(Data to use)
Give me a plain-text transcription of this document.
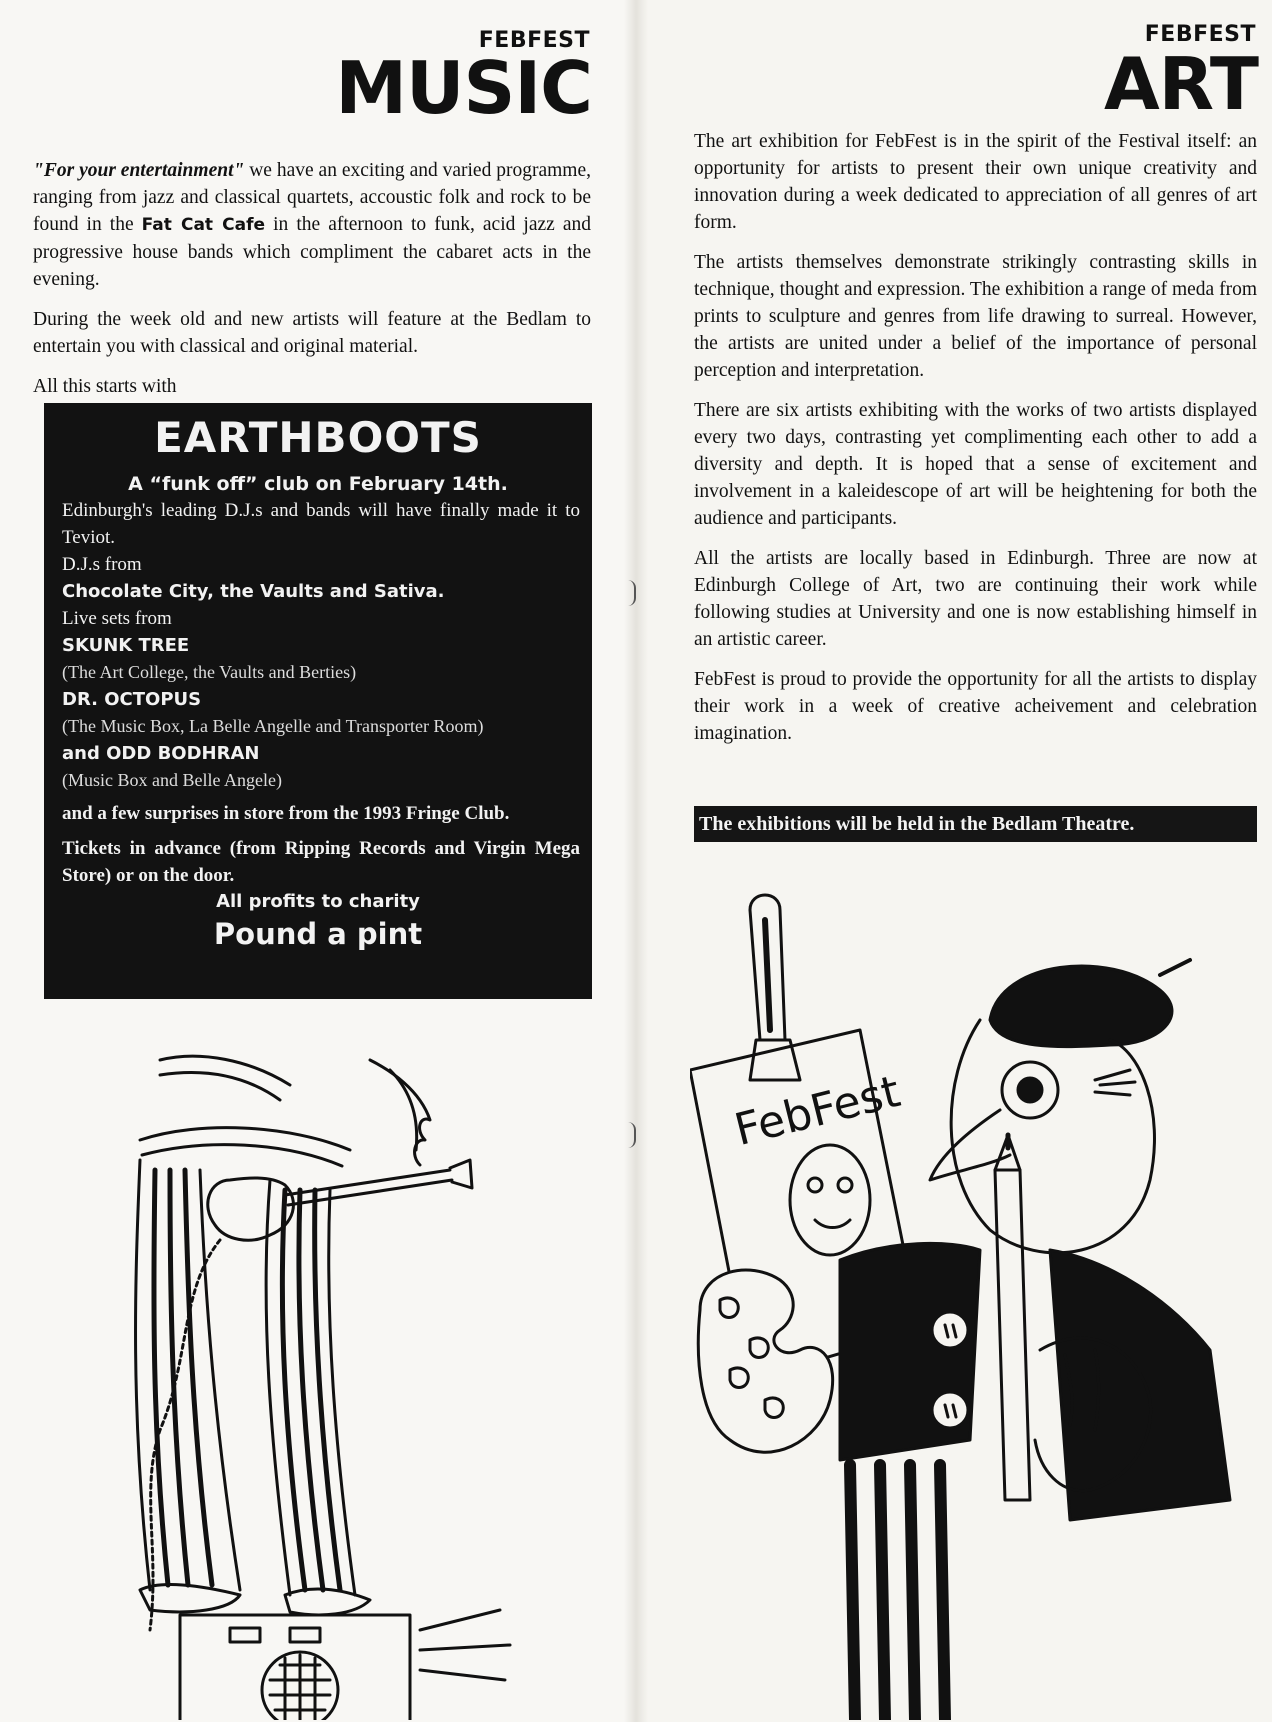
FEBFEST
MUSIC

"For your entertainment" we have an exciting and varied programme, ranging from jazz and classical quartets, accoustic folk and rock to be found in the Fat Cat Cafe in the afternoon to funk, acid jazz and progressive house bands which compliment the cabaret acts in the evening.

During the week old and new artists will feature at the Bedlam to entertain you with classical and original material.

All this starts with

EARTHBOOTS
A “funk off” club on February 14th.
Edinburgh's leading D.J.s and bands will have finally made it to Teviot.
D.J.s from
Chocolate City, the Vaults and Sativa.
Live sets from
SKUNK TREE
(The Art College, the Vaults and Berties)
DR. OCTOPUS
(The Music Box, La Belle Angelle and Transporter Room)
and ODD BODHRAN
(Music Box and Belle Angele)
and a few surprises in store from the 1993 Fringe Club.
Tickets in advance (from Ripping Records and Virgin Mega Store) or on the door.
All profits to charity
Pound a pint
FEBFEST
ART

The art exhibition for FebFest is in the spirit of the Festival itself: an opportunity for artists to present their own unique creativity and innovation during a week dedicated to appreciation of all genres of art form.

The artists themselves demonstrate strikingly contrasting skills in technique, thought and expression. The exhibition a range of meda from prints to sculpture and genres from life drawing to surreal. However, the artists are united under a belief of the importance of personal perception and interpretation.

There are six artists exhibiting with the works of two artists displayed every two days, contrasting yet complimenting each other to add a diversity and depth. It is hoped that a sense of excitement and involvement in a kaleidescope of art will be heightening for both the audience and participants.

All the artists are locally based in Edinburgh. Three are now at Edinburgh College of Art, two are continuing their work while following studies at University and one is now establishing himself in an artistic career.

FebFest is proud to provide the opportunity for all the artists to display their work in a week of creative acheivement and celebration imagination.

The exhibitions will be held in the Bedlam Theatre.
FebFest
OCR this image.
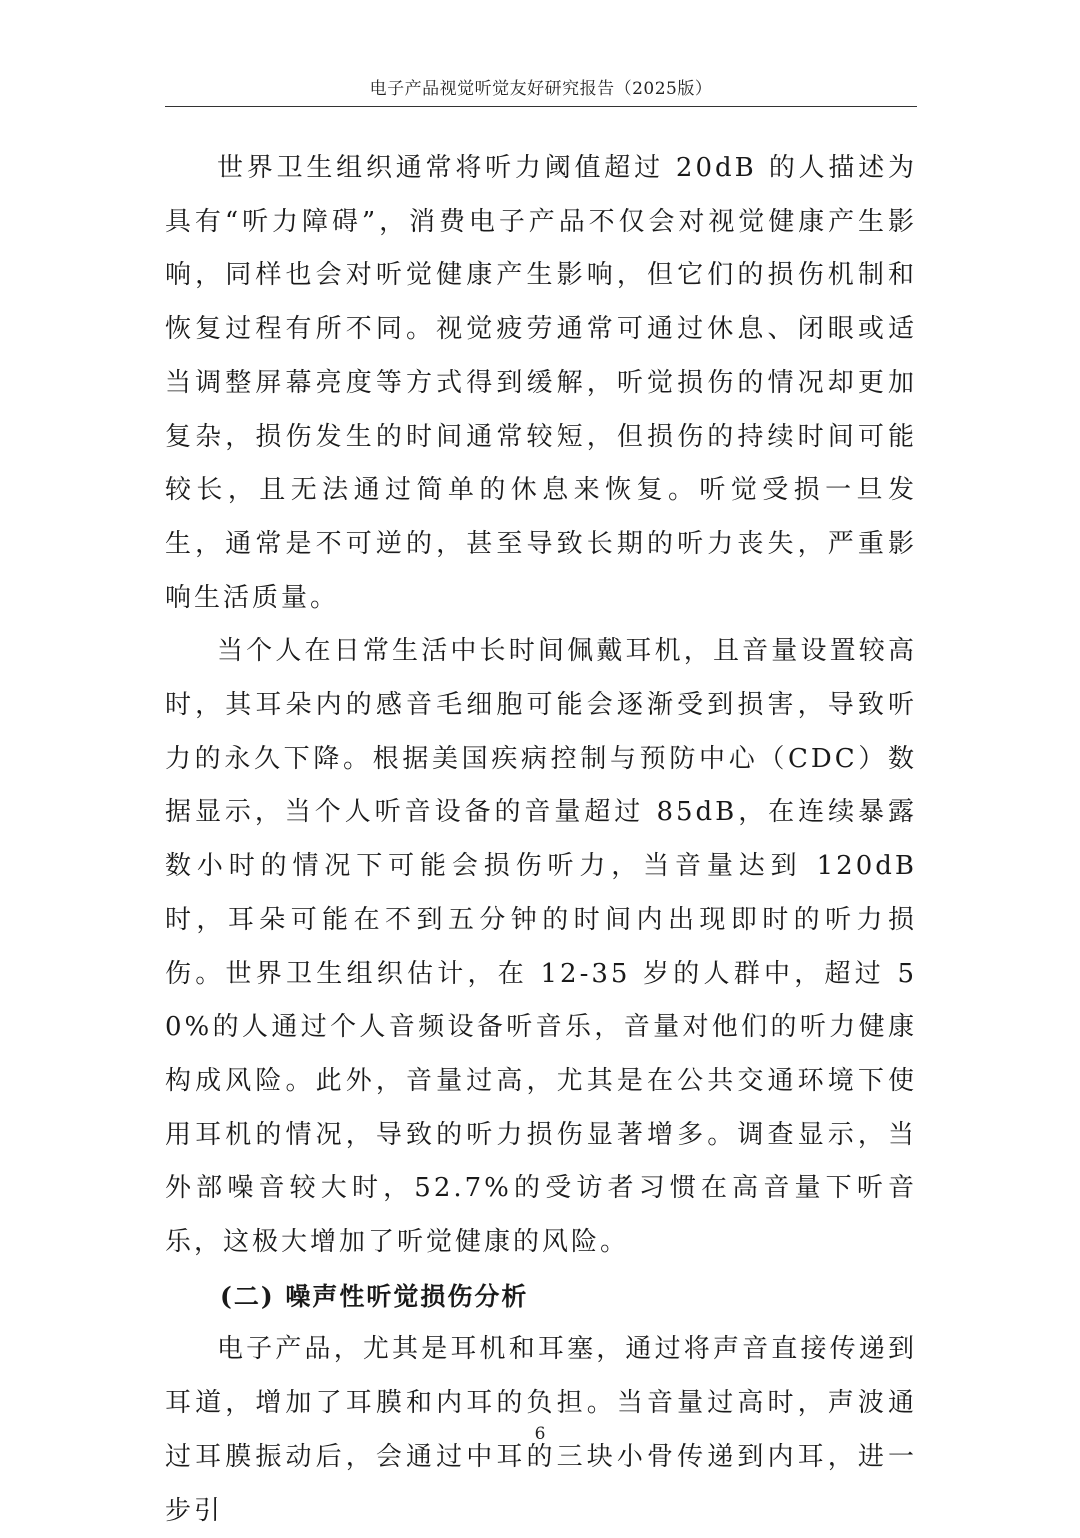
电子产品视觉听觉友好研究报告（2025版）

世界卫生组织通常将听力阈值超过 20dB 的人描述为具有“听力障碍”，消费电子产品不仅会对视觉健康产生影响，同样也会对听觉健康产生影响，但它们的损伤机制和恢复过程有所不同。视觉疲劳通常可通过休息、闭眼或适当调整屏幕亮度等方式得到缓解，听觉损伤的情况却更加复杂，损伤发生的时间通常较短，但损伤的持续时间可能较长，且无法通过简单的休息来恢复。听觉受损一旦发生，通常是不可逆的，甚至导致长期的听力丧失，严重影响生活质量。

当个人在日常生活中长时间佩戴耳机，且音量设置较高时，其耳朵内的感音毛细胞可能会逐渐受到损害，导致听力的永久下降。根据美国疾病控制与预防中心（CDC）数据显示，当个人听音设备的音量超过 85dB，在连续暴露数小时的情况下可能会损伤听力，当音量达到 120dB 时，耳朵可能在不到五分钟的时间内出现即时的听力损伤。世界卫生组织估计，在 12-35 岁的人群中，超过 50%的人通过个人音频设备听音乐，音量对他们的听力健康构成风险。此外，音量过高，尤其是在公共交通环境下使用耳机的情况，导致的听力损伤显著增多。调查显示，当外部噪音较大时，52.7%的受访者习惯在高音量下听音乐，这极大增加了听觉健康的风险。

(二) 噪声性听觉损伤分析

电子产品，尤其是耳机和耳塞，通过将声音直接传递到耳道，增加了耳膜和内耳的负担。当音量过高时，声波通过耳膜振动后，会通过中耳的三块小骨传递到内耳，进一步引

6
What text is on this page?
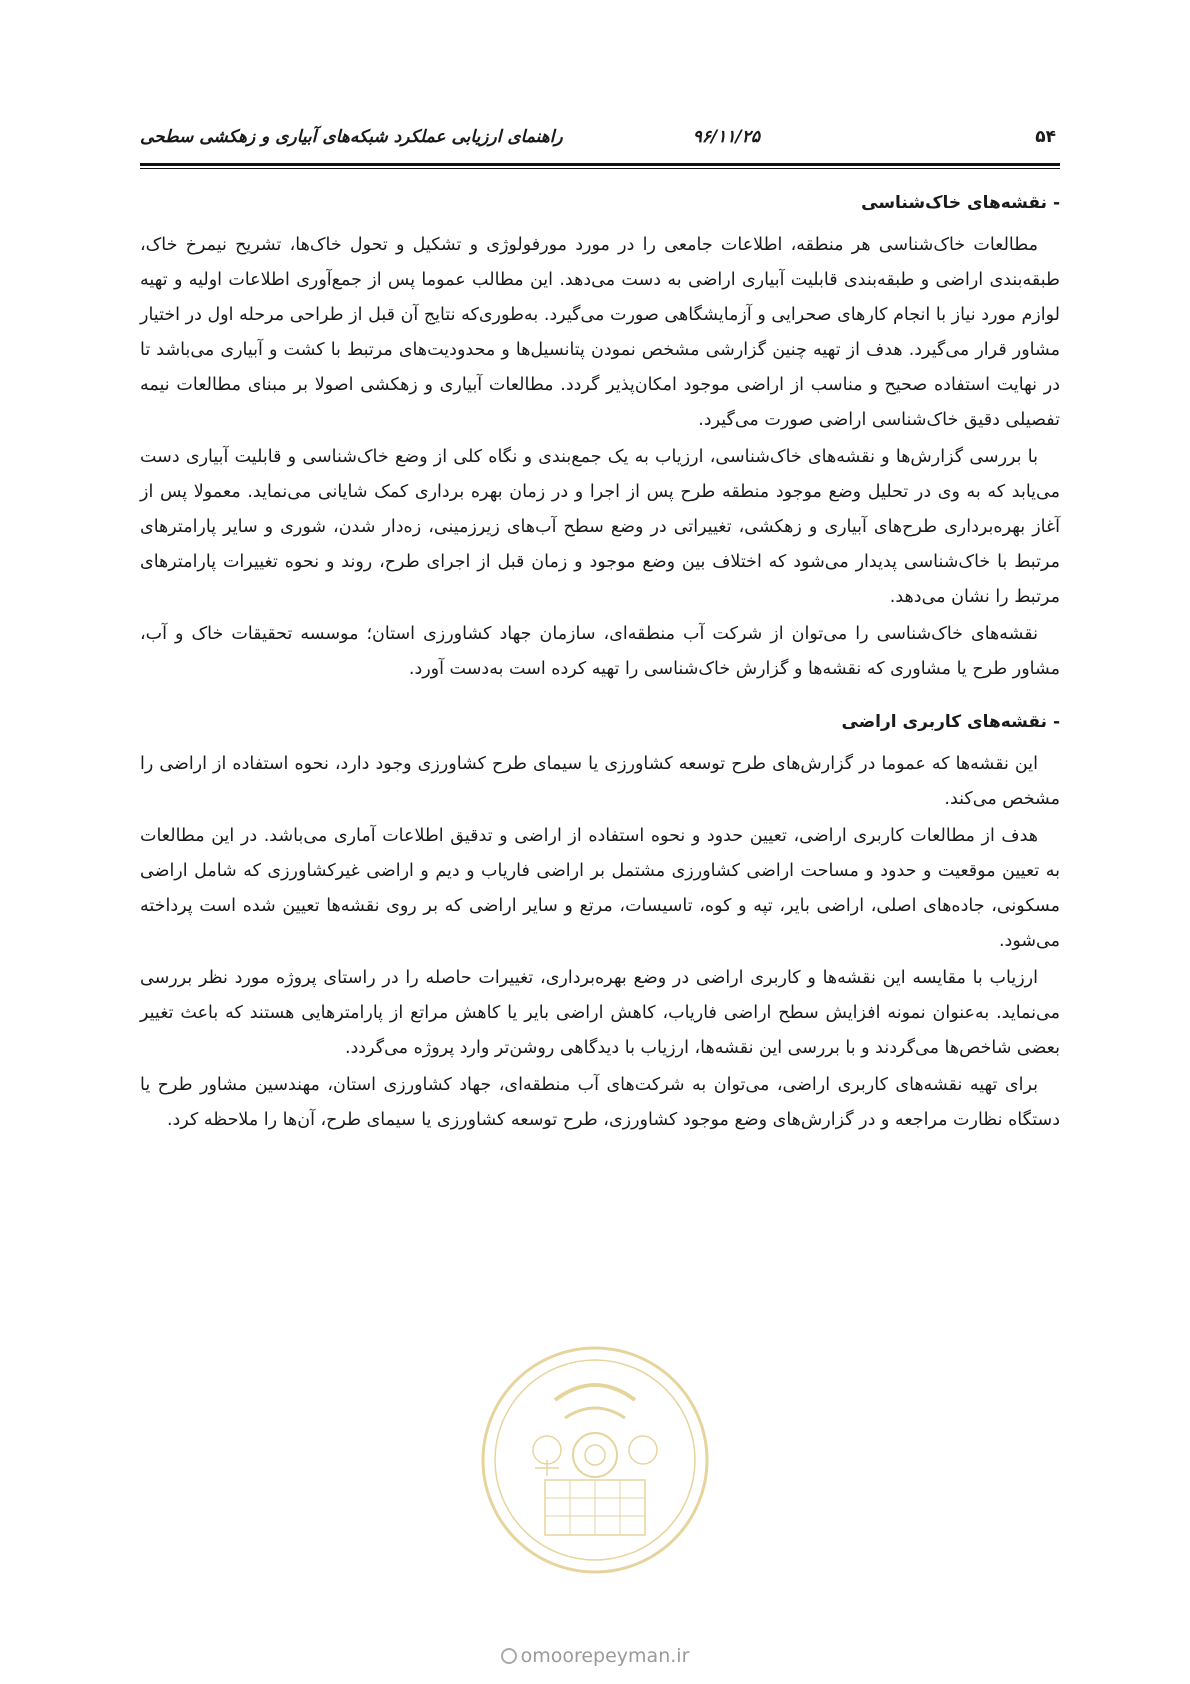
۵۴
۹۶/۱۱/۲۵
راهنمای ارزیابی عملکرد شبکه‌های آبیاری و زهکشی سطحی

- نقشه‌های خاک‌شناسی

مطالعات خاک‌شناسی هر منطقه، اطلاعات جامعی را در مورد مورفولوژی و تشکیل و تحول خاک‌ها، تشریح نیمرخ خاک، طبقه‌بندی اراضی و طبقه‌بندی قابلیت آبیاری اراضی به دست می‌دهد. این مطالب عموما پس از جمع‌آوری اطلاعات اولیه و تهیه لوازم مورد نیاز با انجام کارهای صحرایی و آزمایشگاهی صورت می‌گیرد. به‌طوری‌که نتایج آن قبل از طراحی مرحله اول در اختیار مشاور قرار می‌گیرد. هدف از تهیه چنین گزارشی مشخص نمودن پتانسیل‌ها و محدودیت‌های مرتبط با کشت و آبیاری می‌باشد تا در نهایت استفاده صحیح و مناسب از اراضی موجود امکان‌پذیر گردد. مطالعات آبیاری و زهکشی اصولا بر مبنای مطالعات نیمه تفصیلی دقیق خاک‌شناسی اراضی صورت می‌گیرد.

با بررسی گزارش‌ها و نقشه‌های خاک‌شناسی، ارزیاب به یک جمع‌بندی و نگاه کلی از وضع خاک‌شناسی و قابلیت آبیاری دست می‌یابد که به وی در تحلیل وضع موجود منطقه طرح پس از اجرا و در زمان بهره برداری کمک شایانی می‌نماید. معمولا پس از آغاز بهره‌برداری طرح‌های آبیاری و زهکشی، تغییراتی در وضع سطح آب‌های زیرزمینی، زه‌دار شدن، شوری و سایر پارامترهای مرتبط با خاک‌شناسی پدیدار می‌شود که اختلاف بین وضع موجود و زمان قبل از اجرای طرح، روند و نحوه تغییرات پارامترهای مرتبط را نشان می‌دهد.

نقشه‌های خاک‌شناسی را می‌توان از شرکت آب منطقه‌ای، سازمان جهاد کشاورزی استان؛ موسسه تحقیقات خاک و آب، مشاور طرح یا مشاوری که نقشه‌ها و گزارش خاک‌شناسی را تهیه کرده است به‌دست آورد.

- نقشه‌های کاربری اراضی

این نقشه‌ها که عموما در گزارش‌های طرح توسعه کشاورزی یا سیمای طرح کشاورزی وجود دارد، نحوه استفاده از اراضی را مشخص می‌کند.

هدف از مطالعات کاربری اراضی، تعیین حدود و نحوه استفاده از اراضی و تدقیق اطلاعات آماری می‌باشد. در این مطالعات به تعیین موقعیت و حدود و مساحت اراضی کشاورزی مشتمل بر اراضی فاریاب و دیم و اراضی غیرکشاورزی که شامل اراضی مسکونی، جاده‌های اصلی، اراضی بایر، تپه و کوه، تاسیسات، مرتع و سایر اراضی که بر روی نقشه‌ها تعیین شده است پرداخته می‌شود.

ارزیاب با مقایسه این نقشه‌ها و کاربری اراضی در وضع بهره‌برداری، تغییرات حاصله را در راستای پروژه مورد نظر بررسی می‌نماید. به‌عنوان نمونه افزایش سطح اراضی فاریاب، کاهش اراضی بایر یا کاهش مراتع از پارامترهایی هستند که باعث تغییر بعضی شاخص‌ها می‌گردند و با بررسی این نقشه‌ها، ارزیاب با دیدگاهی روشن‌تر وارد پروژه می‌گردد.

برای تهیه نقشه‌های کاربری اراضی، می‌توان به شرکت‌های آب منطقه‌ای، جهاد کشاورزی استان، مهندسین مشاور طرح یا دستگاه نظارت مراجعه و در گزارش‌های وضع موجود کشاورزی، طرح توسعه کشاورزی یا سیمای طرح، آن‌ها را ملاحظه کرد.

omoorepeyman.ir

(Job) Count every line above that holds the string "Bedlam" and give the total, nothing more.

(Written solution) 2